**Problem requirements**
Exactly repeat the material, dropping every picture from the copy.

[Stored data]

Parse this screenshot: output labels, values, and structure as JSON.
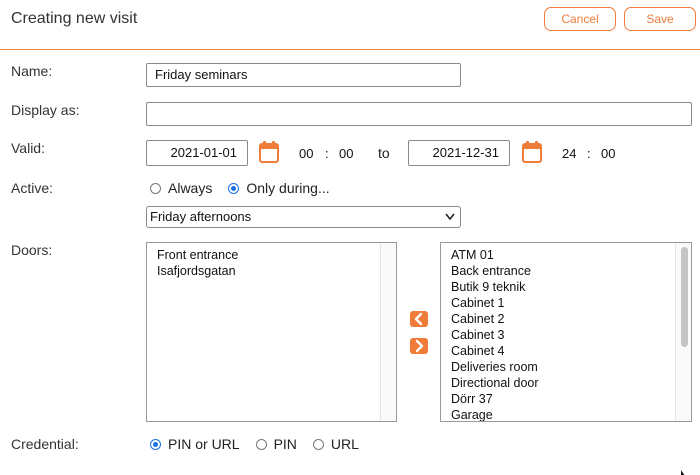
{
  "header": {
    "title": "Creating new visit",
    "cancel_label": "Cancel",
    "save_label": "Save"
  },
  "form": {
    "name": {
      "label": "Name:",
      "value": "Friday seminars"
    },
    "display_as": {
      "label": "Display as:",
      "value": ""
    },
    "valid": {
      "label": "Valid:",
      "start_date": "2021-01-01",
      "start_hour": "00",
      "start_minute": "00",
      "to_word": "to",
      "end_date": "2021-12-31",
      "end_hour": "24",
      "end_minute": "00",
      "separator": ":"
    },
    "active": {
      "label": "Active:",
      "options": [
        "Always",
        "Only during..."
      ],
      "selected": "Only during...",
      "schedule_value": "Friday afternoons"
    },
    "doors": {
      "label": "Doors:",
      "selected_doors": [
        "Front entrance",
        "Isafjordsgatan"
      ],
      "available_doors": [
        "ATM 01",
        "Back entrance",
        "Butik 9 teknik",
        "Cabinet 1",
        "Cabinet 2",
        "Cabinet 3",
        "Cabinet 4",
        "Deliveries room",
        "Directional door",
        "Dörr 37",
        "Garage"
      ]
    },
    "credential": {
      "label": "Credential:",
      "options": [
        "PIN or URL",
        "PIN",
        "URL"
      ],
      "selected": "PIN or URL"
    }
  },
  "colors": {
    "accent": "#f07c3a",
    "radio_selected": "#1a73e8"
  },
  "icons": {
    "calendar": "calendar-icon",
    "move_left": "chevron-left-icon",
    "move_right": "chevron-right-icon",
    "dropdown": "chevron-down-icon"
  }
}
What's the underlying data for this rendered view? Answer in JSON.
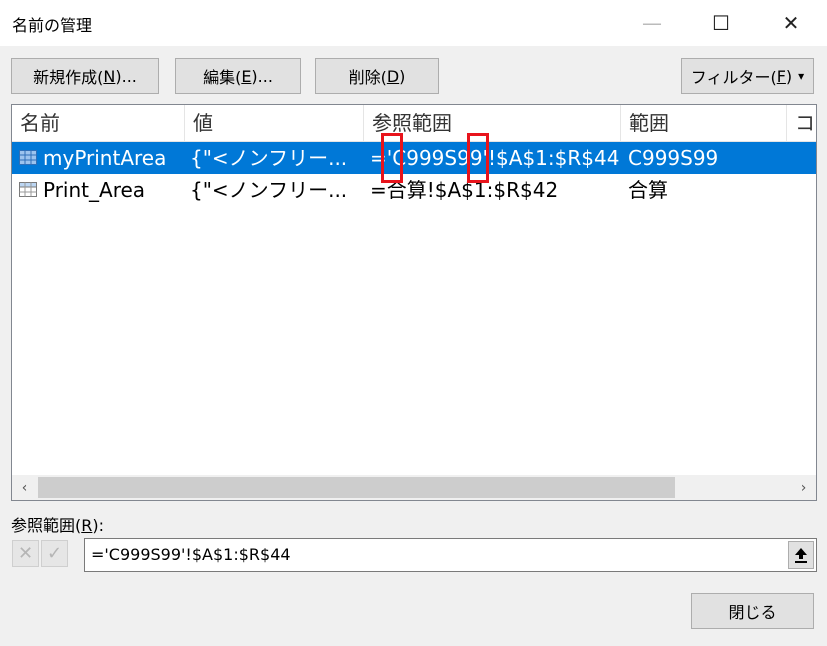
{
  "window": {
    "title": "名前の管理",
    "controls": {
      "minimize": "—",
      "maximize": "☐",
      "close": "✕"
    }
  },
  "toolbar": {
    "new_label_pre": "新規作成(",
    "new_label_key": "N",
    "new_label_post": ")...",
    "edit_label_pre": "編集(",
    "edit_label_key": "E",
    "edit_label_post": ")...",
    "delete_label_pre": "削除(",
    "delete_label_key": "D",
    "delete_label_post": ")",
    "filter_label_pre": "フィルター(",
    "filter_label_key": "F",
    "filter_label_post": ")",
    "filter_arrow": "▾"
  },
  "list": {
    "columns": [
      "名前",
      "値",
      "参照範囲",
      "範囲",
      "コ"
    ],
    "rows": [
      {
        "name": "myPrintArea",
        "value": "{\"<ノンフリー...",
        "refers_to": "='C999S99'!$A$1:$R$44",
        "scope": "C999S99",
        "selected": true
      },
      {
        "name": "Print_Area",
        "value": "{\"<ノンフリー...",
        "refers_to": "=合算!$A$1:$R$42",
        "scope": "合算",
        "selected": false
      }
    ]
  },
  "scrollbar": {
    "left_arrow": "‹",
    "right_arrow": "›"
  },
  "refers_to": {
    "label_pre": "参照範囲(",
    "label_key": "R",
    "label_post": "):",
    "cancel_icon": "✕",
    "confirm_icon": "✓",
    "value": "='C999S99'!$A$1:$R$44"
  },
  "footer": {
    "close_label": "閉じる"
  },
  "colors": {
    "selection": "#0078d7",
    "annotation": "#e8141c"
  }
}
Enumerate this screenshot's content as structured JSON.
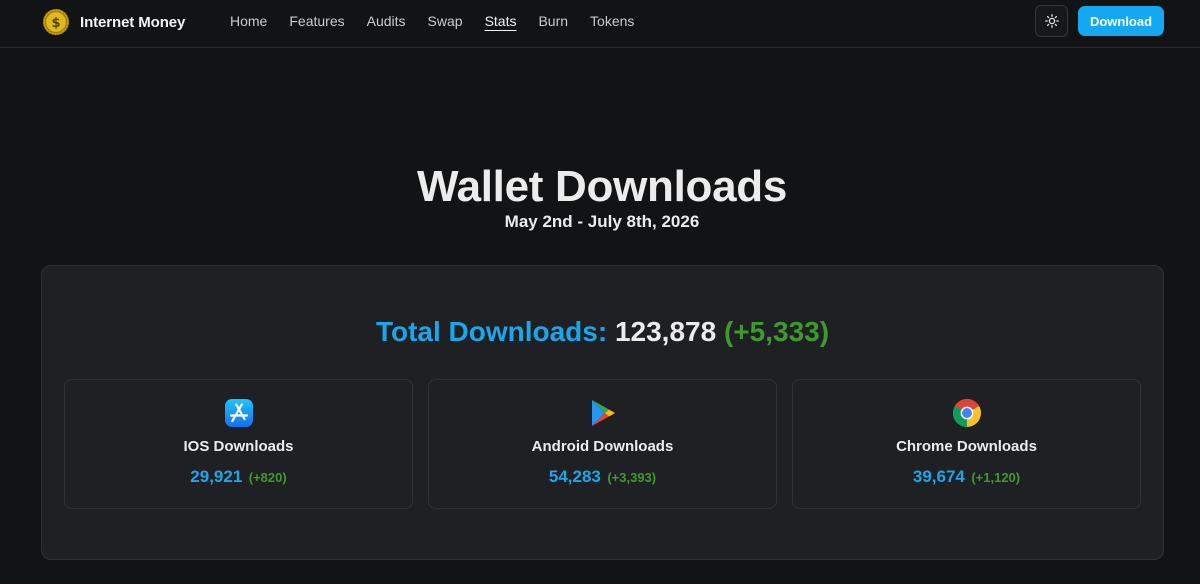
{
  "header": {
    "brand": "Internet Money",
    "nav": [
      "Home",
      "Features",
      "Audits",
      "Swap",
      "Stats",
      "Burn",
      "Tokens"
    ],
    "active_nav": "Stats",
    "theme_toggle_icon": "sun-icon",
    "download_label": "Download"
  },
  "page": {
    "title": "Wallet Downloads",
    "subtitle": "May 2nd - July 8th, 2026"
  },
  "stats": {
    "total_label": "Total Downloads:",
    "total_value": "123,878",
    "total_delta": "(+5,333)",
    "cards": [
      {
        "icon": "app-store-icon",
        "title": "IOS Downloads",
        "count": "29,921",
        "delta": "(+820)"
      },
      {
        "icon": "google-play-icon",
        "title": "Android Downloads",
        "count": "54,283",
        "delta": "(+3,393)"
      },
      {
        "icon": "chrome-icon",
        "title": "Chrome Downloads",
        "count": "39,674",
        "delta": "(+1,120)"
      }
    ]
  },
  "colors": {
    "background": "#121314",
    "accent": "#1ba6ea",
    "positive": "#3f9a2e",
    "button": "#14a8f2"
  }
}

**Solution to this exercise**
Parse this screenshot: output labels, values, and structure as JSON.
{
  "header": {
    "title": "Creating new visit",
    "cancel_label": "Cancel",
    "save_label": "Save"
  },
  "form": {
    "name": {
      "label": "Name:",
      "value": "Friday seminars"
    },
    "display_as": {
      "label": "Display as:",
      "value": ""
    },
    "valid": {
      "label": "Valid:",
      "start_date": "2021-01-01",
      "start_hour": "00",
      "start_minute": "00",
      "to_word": "to",
      "end_date": "2021-12-31",
      "end_hour": "24",
      "end_minute": "00",
      "separator": ":"
    },
    "active": {
      "label": "Active:",
      "options": [
        "Always",
        "Only during..."
      ],
      "selected": "Only during...",
      "schedule_value": "Friday afternoons"
    },
    "doors": {
      "label": "Doors:",
      "selected_doors": [
        "Front entrance",
        "Isafjordsgatan"
      ],
      "available_doors": [
        "ATM 01",
        "Back entrance",
        "Butik 9 teknik",
        "Cabinet 1",
        "Cabinet 2",
        "Cabinet 3",
        "Cabinet 4",
        "Deliveries room",
        "Directional door",
        "Dörr 37",
        "Garage"
      ]
    },
    "credential": {
      "label": "Credential:",
      "options": [
        "PIN or URL",
        "PIN",
        "URL"
      ],
      "selected": "PIN or URL"
    }
  },
  "colors": {
    "accent": "#f07c3a",
    "radio_selected": "#1a73e8"
  },
  "icons": {
    "calendar": "calendar-icon",
    "move_left": "chevron-left-icon",
    "move_right": "chevron-right-icon",
    "dropdown": "chevron-down-icon"
  }
}
What's the underlying data for this rendered view? Answer in JSON.
{
  "window": {
    "title": "名前の管理",
    "controls": {
      "minimize": "—",
      "maximize": "☐",
      "close": "✕"
    }
  },
  "toolbar": {
    "new_label_pre": "新規作成(",
    "new_label_key": "N",
    "new_label_post": ")...",
    "edit_label_pre": "編集(",
    "edit_label_key": "E",
    "edit_label_post": ")...",
    "delete_label_pre": "削除(",
    "delete_label_key": "D",
    "delete_label_post": ")",
    "filter_label_pre": "フィルター(",
    "filter_label_key": "F",
    "filter_label_post": ")",
    "filter_arrow": "▾"
  },
  "list": {
    "columns": [
      "名前",
      "値",
      "参照範囲",
      "範囲",
      "コ"
    ],
    "rows": [
      {
        "name": "myPrintArea",
        "value": "{\"<ノンフリー...",
        "refers_to": "='C999S99'!$A$1:$R$44",
        "scope": "C999S99",
        "selected": true
      },
      {
        "name": "Print_Area",
        "value": "{\"<ノンフリー...",
        "refers_to": "=合算!$A$1:$R$42",
        "scope": "合算",
        "selected": false
      }
    ]
  },
  "scrollbar": {
    "left_arrow": "‹",
    "right_arrow": "›"
  },
  "refers_to": {
    "label_pre": "参照範囲(",
    "label_key": "R",
    "label_post": "):",
    "cancel_icon": "✕",
    "confirm_icon": "✓",
    "value": "='C999S99'!$A$1:$R$44"
  },
  "footer": {
    "close_label": "閉じる"
  },
  "colors": {
    "selection": "#0078d7",
    "annotation": "#e8141c"
  }
}
Enumerate this screenshot's content as structured JSON.
{
  "header": {
    "brand": "Internet Money",
    "nav": [
      "Home",
      "Features",
      "Audits",
      "Swap",
      "Stats",
      "Burn",
      "Tokens"
    ],
    "active_nav": "Stats",
    "theme_toggle_icon": "sun-icon",
    "download_label": "Download"
  },
  "page": {
    "title": "Wallet Downloads",
    "subtitle": "May 2nd - July 8th, 2026"
  },
  "stats": {
    "total_label": "Total Downloads:",
    "total_value": "123,878",
    "total_delta": "(+5,333)",
    "cards": [
      {
        "icon": "app-store-icon",
        "title": "IOS Downloads",
        "count": "29,921",
        "delta": "(+820)"
      },
      {
        "icon": "google-play-icon",
        "title": "Android Downloads",
        "count": "54,283",
        "delta": "(+3,393)"
      },
      {
        "icon": "chrome-icon",
        "title": "Chrome Downloads",
        "count": "39,674",
        "delta": "(+1,120)"
      }
    ]
  },
  "colors": {
    "background": "#121314",
    "accent": "#1ba6ea",
    "positive": "#3f9a2e",
    "button": "#14a8f2"
  }
}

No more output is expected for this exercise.